Data records

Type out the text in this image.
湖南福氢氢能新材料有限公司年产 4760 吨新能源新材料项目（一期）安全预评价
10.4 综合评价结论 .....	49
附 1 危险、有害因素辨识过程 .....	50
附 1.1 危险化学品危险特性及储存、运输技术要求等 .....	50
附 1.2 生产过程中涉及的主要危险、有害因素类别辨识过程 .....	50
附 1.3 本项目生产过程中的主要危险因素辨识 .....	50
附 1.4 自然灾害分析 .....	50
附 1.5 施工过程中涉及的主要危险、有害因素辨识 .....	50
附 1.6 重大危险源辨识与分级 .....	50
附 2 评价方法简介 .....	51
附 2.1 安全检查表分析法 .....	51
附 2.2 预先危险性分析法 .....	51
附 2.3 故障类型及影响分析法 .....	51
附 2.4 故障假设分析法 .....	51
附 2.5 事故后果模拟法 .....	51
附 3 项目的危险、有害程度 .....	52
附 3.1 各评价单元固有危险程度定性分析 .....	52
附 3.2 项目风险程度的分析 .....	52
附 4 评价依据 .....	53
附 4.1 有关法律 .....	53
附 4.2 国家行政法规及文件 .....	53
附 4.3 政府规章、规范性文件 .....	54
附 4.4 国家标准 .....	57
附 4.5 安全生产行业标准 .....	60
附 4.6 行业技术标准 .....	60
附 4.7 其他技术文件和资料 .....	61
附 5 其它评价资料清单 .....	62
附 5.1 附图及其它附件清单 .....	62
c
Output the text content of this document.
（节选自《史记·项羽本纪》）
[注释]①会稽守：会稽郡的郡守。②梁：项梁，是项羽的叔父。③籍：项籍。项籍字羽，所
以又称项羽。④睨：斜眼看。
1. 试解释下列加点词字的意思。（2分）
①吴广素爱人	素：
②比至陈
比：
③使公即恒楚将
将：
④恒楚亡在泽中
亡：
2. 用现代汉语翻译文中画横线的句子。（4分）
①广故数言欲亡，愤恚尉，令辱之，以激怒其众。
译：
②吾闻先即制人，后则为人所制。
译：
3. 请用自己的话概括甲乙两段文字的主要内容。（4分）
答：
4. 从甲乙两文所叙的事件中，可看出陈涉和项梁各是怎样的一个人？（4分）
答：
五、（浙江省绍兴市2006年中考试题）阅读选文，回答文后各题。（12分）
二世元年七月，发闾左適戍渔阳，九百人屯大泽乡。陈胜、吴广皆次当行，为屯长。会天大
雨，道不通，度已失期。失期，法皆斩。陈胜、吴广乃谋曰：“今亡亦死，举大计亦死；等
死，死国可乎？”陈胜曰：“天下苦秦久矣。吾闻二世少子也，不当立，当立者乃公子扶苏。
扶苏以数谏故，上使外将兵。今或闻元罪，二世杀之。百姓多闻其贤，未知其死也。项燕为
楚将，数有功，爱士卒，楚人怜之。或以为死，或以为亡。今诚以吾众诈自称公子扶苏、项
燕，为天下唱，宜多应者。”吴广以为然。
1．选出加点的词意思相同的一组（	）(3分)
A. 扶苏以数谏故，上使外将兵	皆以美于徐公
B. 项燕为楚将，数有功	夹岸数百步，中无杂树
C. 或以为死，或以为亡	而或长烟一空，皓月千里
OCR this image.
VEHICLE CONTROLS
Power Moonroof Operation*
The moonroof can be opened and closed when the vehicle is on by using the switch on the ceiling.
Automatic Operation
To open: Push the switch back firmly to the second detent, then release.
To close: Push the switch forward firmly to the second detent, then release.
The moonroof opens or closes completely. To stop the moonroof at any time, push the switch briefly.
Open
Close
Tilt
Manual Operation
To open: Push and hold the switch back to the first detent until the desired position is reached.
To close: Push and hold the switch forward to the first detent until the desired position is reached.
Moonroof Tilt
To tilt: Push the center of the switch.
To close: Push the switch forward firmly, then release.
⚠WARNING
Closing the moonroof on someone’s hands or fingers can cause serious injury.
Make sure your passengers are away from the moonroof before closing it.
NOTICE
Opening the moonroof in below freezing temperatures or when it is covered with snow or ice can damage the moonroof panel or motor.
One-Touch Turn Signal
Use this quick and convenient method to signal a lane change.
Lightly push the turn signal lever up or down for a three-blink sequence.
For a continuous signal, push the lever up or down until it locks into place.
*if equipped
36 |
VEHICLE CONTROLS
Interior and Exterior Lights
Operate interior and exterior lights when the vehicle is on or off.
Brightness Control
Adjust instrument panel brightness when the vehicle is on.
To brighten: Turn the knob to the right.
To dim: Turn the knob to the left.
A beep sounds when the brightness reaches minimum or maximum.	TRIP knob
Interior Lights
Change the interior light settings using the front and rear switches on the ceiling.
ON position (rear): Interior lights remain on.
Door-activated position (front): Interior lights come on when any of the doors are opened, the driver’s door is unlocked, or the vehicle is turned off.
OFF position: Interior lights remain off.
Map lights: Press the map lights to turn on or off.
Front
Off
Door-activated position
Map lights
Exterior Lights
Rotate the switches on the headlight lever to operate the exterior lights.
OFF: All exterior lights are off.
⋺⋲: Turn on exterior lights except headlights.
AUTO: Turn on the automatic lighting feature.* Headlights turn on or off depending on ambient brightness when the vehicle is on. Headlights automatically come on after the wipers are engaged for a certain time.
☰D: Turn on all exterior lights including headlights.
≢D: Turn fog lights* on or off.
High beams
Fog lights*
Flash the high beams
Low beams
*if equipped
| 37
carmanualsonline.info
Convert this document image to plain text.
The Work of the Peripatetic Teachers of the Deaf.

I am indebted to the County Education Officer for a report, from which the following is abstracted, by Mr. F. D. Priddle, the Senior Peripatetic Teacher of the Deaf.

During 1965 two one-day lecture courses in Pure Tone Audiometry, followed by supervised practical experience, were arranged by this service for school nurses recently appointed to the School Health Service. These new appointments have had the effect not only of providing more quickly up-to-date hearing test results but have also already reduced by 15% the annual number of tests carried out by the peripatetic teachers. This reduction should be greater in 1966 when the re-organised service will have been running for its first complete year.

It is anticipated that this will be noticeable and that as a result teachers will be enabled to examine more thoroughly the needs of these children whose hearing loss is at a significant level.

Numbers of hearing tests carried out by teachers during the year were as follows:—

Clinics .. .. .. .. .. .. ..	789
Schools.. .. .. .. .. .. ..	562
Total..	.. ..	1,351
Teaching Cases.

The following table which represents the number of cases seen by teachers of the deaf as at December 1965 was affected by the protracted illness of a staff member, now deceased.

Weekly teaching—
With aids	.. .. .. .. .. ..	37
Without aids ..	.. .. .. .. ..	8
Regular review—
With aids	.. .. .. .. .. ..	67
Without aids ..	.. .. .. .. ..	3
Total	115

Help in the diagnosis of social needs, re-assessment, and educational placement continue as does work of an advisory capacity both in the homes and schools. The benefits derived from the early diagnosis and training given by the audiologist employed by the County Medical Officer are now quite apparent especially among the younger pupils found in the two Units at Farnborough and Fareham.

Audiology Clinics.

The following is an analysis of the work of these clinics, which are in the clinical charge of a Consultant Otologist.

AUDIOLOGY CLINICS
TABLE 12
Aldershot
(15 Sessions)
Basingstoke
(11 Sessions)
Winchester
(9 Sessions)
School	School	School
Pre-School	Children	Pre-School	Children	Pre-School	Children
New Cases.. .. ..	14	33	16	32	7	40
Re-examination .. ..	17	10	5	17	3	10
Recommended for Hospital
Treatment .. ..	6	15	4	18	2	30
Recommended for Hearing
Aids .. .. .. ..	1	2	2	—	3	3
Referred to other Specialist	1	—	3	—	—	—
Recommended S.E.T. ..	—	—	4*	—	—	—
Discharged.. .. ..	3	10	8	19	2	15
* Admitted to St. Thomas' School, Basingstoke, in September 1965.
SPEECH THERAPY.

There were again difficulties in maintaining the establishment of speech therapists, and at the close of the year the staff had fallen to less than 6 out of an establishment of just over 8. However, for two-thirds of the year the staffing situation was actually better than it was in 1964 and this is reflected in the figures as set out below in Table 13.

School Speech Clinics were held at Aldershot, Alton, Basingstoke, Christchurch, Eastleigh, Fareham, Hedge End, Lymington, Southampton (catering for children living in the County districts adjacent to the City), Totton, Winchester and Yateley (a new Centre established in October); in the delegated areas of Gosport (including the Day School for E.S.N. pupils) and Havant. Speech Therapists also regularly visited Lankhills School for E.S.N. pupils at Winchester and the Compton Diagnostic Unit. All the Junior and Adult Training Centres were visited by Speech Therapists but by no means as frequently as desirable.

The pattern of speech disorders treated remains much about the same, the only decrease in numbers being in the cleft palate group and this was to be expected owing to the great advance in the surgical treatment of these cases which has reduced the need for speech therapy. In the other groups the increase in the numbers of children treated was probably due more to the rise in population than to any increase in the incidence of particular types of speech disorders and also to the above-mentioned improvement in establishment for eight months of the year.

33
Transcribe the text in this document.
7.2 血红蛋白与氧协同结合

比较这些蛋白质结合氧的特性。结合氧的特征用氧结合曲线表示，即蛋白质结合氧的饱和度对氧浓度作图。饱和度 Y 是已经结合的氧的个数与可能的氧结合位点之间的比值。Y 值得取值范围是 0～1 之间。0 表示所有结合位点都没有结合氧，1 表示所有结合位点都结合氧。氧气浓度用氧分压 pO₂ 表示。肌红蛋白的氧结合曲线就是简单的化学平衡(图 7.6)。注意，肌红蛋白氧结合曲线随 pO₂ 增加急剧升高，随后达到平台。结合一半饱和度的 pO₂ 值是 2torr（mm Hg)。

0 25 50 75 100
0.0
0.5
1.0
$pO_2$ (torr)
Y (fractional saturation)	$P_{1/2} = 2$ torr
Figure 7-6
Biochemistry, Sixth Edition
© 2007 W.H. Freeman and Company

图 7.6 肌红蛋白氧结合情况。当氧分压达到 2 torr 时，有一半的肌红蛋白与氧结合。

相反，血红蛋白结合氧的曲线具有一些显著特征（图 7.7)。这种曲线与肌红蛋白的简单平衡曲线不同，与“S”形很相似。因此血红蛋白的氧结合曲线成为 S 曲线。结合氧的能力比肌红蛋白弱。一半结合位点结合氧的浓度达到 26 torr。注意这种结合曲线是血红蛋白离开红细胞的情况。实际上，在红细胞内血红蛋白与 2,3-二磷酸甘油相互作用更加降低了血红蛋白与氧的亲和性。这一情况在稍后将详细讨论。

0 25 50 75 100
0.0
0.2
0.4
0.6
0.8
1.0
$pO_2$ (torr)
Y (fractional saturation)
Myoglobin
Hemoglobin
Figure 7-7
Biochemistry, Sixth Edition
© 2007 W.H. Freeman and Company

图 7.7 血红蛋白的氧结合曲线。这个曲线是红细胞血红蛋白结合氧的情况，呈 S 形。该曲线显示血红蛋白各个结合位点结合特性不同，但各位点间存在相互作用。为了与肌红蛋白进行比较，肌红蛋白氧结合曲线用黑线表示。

- [WHAT NEEDS TO BE DONE] Count the lines of the listing above that include the word "reached" and state the total with nothing else.

- [THE REPLY] 2